*** Opening of DATA TO EXAMINE ***
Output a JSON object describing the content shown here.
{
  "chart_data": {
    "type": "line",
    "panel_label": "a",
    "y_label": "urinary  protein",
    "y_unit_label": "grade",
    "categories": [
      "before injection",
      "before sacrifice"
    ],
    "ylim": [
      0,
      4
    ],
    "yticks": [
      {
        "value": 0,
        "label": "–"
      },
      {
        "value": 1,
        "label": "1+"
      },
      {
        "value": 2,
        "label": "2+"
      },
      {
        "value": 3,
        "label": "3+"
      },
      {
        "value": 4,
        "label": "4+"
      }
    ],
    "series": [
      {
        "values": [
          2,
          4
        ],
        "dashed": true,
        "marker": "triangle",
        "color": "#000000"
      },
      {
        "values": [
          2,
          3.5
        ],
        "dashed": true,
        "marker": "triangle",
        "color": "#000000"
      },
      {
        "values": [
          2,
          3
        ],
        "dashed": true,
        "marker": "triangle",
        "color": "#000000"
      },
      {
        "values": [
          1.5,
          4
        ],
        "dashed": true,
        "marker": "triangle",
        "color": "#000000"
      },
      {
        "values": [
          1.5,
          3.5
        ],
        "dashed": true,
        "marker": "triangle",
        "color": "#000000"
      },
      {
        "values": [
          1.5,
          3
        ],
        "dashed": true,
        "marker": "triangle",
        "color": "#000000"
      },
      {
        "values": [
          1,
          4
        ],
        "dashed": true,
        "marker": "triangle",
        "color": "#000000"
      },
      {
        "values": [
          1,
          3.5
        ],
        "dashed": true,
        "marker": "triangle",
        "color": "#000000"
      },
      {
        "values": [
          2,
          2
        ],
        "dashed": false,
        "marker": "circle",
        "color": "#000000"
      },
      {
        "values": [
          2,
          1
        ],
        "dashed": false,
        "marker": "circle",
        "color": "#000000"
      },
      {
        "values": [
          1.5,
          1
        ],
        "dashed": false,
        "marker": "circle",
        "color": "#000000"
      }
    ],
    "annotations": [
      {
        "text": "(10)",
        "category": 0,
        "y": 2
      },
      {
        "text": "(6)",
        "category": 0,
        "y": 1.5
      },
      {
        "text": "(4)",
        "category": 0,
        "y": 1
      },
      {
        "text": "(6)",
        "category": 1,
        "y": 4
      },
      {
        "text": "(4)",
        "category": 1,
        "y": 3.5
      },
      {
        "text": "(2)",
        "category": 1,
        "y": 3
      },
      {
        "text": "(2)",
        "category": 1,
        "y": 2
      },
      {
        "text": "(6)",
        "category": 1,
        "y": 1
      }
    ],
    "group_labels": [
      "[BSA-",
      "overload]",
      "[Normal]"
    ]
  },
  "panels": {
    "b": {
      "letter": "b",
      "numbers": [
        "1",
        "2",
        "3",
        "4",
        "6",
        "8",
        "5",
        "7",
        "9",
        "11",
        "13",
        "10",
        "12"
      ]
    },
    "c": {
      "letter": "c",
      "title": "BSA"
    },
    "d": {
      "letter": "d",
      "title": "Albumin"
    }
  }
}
*** Close of DATA TO EXAMINE ***
The task calls for all the records above to be repeated exactly.

Output a JSON object describing the content shown here.
{
  "chart_data": {
    "type": "line",
    "panel_label": "a",
    "y_label": "urinary  protein",
    "y_unit_label": "grade",
    "categories": [
      "before injection",
      "before sacrifice"
    ],
    "ylim": [
      0,
      4
    ],
    "yticks": [
      {
        "value": 0,
        "label": "–"
      },
      {
        "value": 1,
        "label": "1+"
      },
      {
        "value": 2,
        "label": "2+"
      },
      {
        "value": 3,
        "label": "3+"
      },
      {
        "value": 4,
        "label": "4+"
      }
    ],
    "series": [
      {
        "values": [
          2,
          4
        ],
        "dashed": true,
        "marker": "triangle",
        "color": "#000000"
      },
      {
        "values": [
          2,
          3.5
        ],
        "dashed": true,
        "marker": "triangle",
        "color": "#000000"
      },
      {
        "values": [
          2,
          3
        ],
        "dashed": true,
        "marker": "triangle",
        "color": "#000000"
      },
      {
        "values": [
          1.5,
          4
        ],
        "dashed": true,
        "marker": "triangle",
        "color": "#000000"
      },
      {
        "values": [
          1.5,
          3.5
        ],
        "dashed": true,
        "marker": "triangle",
        "color": "#000000"
      },
      {
        "values": [
          1.5,
          3
        ],
        "dashed": true,
        "marker": "triangle",
        "color": "#000000"
      },
      {
        "values": [
          1,
          4
        ],
        "dashed": true,
        "marker": "triangle",
        "color": "#000000"
      },
      {
        "values": [
          1,
          3.5
        ],
        "dashed": true,
        "marker": "triangle",
        "color": "#000000"
      },
      {
        "values": [
          2,
          2
        ],
        "dashed": false,
        "marker": "circle",
        "color": "#000000"
      },
      {
        "values": [
          2,
          1
        ],
        "dashed": false,
        "marker": "circle",
        "color": "#000000"
      },
      {
        "values": [
          1.5,
          1
        ],
        "dashed": false,
        "marker": "circle",
        "color": "#000000"
      }
    ],
    "annotations": [
      {
        "text": "(10)",
        "category": 0,
        "y": 2
      },
      {
        "text": "(6)",
        "category": 0,
        "y": 1.5
      },
      {
        "text": "(4)",
        "category": 0,
        "y": 1
      },
      {
        "text": "(6)",
        "category": 1,
        "y": 4
      },
      {
        "text": "(4)",
        "category": 1,
        "y": 3.5
      },
      {
        "text": "(2)",
        "category": 1,
        "y": 3
      },
      {
        "text": "(2)",
        "category": 1,
        "y": 2
      },
      {
        "text": "(6)",
        "category": 1,
        "y": 1
      }
    ],
    "group_labels": [
      "[BSA-",
      "overload]",
      "[Normal]"
    ]
  },
  "panels": {
    "b": {
      "letter": "b",
      "numbers": [
        "1",
        "2",
        "3",
        "4",
        "6",
        "8",
        "5",
        "7",
        "9",
        "11",
        "13",
        "10",
        "12"
      ]
    },
    "c": {
      "letter": "c",
      "title": "BSA"
    },
    "d": {
      "letter": "d",
      "title": "Albumin"
    }
  }
}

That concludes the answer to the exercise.